(Written exercise):
Pick out each line in these entries that contains the string "Shale".

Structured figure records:

-*-

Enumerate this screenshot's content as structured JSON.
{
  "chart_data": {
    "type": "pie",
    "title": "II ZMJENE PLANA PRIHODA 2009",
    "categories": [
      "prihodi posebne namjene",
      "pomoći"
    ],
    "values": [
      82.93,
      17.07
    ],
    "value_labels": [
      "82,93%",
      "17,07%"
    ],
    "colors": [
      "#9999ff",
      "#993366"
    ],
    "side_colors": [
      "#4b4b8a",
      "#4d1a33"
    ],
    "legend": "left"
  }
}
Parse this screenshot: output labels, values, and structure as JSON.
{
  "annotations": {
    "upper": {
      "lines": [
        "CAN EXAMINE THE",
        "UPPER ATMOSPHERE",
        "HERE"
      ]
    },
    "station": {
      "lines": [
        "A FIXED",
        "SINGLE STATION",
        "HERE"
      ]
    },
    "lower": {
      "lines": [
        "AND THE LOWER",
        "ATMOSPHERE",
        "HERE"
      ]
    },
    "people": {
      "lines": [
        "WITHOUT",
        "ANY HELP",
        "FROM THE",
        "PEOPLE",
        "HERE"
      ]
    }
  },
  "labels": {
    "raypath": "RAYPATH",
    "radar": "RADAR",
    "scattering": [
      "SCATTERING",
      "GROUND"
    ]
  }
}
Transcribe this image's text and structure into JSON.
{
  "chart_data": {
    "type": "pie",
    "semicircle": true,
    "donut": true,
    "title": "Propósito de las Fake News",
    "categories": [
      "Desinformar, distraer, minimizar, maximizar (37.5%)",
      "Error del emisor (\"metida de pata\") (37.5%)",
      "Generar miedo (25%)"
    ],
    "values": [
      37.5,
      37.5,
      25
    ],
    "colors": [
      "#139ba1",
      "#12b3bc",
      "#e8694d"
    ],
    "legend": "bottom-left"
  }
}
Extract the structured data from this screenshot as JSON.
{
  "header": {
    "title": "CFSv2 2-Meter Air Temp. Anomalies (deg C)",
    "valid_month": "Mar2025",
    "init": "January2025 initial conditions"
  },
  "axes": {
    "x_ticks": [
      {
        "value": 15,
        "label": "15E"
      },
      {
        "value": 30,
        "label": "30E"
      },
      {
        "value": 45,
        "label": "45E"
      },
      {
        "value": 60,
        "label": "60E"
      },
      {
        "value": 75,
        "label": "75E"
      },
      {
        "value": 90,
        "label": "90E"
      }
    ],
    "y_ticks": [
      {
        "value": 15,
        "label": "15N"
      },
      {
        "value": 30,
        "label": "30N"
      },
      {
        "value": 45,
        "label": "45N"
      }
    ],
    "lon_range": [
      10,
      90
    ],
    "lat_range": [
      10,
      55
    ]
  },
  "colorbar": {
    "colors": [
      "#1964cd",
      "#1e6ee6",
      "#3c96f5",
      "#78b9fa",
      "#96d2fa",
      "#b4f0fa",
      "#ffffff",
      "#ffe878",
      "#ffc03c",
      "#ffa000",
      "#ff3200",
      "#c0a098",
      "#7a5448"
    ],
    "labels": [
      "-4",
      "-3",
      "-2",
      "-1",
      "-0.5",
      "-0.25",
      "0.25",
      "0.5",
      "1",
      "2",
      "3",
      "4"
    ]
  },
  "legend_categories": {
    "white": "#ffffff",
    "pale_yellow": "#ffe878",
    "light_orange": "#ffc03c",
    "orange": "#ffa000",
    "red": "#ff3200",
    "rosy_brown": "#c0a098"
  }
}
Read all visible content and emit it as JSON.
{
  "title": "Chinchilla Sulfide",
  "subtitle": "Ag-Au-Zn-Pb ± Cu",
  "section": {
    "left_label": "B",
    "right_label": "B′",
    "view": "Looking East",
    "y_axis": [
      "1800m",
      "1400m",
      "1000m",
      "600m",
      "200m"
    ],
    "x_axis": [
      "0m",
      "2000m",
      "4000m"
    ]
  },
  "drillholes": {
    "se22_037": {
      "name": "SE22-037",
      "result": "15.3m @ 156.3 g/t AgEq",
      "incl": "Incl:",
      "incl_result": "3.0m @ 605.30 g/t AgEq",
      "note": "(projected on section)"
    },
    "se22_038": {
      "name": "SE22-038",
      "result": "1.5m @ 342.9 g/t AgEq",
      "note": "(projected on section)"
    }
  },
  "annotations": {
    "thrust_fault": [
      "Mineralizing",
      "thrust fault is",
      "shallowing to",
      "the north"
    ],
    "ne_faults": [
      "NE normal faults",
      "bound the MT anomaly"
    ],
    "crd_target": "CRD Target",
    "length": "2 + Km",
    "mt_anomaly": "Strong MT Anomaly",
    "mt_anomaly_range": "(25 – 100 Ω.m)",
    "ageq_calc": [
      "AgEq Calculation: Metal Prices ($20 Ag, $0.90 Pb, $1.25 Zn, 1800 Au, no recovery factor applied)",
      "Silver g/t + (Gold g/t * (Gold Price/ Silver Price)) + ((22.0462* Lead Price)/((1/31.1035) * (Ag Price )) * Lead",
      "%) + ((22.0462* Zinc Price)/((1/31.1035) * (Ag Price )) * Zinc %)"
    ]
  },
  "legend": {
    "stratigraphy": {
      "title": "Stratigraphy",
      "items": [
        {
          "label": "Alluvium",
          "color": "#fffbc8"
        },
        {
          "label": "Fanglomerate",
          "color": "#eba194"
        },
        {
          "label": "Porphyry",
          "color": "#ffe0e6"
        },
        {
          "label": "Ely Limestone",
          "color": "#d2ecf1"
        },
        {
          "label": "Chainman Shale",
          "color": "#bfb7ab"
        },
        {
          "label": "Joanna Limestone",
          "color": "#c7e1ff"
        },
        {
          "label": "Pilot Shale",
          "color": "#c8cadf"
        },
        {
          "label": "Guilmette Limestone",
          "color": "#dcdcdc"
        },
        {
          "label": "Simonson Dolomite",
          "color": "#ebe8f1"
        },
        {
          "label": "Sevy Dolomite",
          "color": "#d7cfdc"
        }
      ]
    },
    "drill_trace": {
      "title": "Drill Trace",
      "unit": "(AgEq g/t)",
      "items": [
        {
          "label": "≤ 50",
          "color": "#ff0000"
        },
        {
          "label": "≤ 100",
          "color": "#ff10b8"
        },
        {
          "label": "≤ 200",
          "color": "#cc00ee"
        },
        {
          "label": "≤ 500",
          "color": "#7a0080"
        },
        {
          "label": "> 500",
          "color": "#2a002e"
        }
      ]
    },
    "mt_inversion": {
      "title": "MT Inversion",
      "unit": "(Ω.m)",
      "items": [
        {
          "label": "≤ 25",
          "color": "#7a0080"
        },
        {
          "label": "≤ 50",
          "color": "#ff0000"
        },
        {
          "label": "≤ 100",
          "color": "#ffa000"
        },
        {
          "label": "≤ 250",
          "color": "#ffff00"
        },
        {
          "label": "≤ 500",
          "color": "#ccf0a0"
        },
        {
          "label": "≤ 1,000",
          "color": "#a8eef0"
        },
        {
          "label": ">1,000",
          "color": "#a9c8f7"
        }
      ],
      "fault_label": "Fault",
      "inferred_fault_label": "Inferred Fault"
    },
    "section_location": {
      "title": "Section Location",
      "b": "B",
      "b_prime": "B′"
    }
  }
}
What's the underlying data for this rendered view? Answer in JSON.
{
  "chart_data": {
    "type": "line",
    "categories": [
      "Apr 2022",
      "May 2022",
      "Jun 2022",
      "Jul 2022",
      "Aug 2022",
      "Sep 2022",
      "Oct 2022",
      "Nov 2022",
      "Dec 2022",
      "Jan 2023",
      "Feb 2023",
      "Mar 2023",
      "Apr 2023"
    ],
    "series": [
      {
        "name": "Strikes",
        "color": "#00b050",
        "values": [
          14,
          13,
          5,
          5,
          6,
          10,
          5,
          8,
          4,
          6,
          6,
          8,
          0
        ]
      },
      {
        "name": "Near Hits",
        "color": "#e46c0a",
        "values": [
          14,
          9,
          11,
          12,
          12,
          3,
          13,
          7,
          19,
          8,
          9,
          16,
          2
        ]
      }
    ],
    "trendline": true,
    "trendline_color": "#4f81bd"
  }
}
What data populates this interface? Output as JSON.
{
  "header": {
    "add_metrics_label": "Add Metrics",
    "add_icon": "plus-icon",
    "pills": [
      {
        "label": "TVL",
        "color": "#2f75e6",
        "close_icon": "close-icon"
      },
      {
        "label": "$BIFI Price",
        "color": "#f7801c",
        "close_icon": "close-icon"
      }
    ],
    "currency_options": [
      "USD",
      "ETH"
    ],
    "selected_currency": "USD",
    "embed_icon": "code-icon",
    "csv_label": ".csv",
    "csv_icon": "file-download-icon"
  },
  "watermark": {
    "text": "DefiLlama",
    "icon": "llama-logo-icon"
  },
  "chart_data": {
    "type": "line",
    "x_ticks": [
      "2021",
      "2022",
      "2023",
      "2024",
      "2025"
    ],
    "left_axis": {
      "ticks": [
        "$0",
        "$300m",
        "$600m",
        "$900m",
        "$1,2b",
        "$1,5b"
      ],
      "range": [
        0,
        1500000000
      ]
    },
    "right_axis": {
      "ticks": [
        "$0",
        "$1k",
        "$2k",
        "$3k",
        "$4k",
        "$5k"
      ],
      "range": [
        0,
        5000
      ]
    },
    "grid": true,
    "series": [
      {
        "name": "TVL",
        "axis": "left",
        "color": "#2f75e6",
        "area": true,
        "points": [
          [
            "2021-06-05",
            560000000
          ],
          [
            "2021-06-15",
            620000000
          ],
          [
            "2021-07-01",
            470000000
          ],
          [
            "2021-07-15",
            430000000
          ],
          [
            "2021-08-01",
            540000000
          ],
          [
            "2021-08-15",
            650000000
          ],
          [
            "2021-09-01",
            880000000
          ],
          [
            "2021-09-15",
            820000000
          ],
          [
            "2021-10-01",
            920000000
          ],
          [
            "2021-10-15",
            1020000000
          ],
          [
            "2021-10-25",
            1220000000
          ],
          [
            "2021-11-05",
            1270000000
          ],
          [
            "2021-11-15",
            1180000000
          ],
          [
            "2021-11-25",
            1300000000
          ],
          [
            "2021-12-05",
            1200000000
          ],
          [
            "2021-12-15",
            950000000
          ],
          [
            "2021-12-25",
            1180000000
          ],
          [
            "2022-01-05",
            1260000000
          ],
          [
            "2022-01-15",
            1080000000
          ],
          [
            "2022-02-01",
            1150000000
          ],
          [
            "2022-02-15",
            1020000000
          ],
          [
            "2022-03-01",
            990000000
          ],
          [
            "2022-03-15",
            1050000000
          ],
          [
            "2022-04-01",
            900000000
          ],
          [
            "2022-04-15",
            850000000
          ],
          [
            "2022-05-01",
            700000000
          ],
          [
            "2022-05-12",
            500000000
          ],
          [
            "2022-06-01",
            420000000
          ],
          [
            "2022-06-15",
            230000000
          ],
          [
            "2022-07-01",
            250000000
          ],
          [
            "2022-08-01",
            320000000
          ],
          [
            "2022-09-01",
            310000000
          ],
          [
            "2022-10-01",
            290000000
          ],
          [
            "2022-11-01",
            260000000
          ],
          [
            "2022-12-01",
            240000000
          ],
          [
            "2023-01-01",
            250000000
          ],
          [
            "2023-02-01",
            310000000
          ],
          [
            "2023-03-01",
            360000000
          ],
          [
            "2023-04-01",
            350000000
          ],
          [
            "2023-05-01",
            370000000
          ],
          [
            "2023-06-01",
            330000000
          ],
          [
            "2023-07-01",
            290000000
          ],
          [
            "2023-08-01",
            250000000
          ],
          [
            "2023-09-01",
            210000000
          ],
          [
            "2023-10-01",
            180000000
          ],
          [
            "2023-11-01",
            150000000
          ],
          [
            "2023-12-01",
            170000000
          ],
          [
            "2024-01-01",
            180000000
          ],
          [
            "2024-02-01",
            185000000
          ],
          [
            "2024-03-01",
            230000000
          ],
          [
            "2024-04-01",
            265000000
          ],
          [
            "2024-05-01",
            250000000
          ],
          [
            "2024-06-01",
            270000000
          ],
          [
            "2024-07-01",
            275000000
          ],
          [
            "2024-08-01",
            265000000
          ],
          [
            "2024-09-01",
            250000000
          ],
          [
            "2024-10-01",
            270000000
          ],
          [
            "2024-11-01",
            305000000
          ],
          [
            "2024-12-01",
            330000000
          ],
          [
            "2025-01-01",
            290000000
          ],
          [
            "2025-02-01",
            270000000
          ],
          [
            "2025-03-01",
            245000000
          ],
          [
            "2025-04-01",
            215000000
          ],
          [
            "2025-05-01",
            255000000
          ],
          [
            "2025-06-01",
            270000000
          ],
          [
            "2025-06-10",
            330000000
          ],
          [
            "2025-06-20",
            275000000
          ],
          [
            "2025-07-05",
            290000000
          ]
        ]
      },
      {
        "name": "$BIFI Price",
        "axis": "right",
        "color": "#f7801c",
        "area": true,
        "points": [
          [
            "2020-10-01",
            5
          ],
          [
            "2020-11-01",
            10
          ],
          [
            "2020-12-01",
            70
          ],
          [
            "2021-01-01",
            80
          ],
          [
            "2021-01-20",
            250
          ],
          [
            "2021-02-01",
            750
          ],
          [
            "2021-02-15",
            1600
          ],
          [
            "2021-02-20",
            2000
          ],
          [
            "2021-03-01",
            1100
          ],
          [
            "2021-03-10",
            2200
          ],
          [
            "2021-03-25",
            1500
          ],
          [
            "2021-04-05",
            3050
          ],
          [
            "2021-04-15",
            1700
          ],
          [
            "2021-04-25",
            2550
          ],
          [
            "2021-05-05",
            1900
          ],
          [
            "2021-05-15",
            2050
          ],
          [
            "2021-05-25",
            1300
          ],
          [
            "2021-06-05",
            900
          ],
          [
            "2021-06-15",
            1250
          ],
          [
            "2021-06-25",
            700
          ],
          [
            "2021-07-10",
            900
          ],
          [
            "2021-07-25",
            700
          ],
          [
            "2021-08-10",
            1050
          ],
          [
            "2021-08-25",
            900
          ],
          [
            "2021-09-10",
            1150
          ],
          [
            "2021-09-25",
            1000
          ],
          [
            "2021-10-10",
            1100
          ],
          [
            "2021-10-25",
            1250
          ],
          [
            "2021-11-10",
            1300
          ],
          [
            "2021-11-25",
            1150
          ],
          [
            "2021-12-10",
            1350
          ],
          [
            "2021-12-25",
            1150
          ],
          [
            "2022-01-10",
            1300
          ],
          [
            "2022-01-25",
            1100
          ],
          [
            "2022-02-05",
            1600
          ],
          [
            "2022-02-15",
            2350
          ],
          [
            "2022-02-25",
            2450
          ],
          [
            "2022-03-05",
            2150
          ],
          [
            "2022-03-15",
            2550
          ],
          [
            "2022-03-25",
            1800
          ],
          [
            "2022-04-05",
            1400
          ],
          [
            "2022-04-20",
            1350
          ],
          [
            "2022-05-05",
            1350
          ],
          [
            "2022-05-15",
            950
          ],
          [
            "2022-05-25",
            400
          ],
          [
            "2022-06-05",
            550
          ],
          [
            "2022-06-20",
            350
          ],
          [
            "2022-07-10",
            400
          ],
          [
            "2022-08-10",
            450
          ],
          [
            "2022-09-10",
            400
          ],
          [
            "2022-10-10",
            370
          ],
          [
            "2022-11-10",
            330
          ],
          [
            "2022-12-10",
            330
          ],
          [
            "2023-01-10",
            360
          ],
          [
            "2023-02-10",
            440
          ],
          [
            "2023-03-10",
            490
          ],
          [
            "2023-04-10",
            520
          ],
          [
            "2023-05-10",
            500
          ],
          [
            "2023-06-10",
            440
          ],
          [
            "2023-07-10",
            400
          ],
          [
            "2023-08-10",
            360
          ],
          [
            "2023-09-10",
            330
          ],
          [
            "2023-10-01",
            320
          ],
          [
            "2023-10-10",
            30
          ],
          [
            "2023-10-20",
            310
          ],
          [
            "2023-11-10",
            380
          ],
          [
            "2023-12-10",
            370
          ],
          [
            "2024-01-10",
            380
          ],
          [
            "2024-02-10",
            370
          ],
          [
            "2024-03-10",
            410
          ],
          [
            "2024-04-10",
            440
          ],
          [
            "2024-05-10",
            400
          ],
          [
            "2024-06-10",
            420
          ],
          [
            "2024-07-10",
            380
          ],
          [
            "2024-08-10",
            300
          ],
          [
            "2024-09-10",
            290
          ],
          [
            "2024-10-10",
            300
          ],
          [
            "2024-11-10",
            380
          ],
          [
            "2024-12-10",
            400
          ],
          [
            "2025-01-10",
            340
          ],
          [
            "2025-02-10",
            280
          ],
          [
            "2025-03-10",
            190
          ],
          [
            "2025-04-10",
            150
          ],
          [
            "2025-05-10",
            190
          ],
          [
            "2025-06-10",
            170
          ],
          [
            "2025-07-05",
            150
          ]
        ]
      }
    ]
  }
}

-*-

(Task response):
          "label": "Chainman Shale",
          "label": "Pilot Shale",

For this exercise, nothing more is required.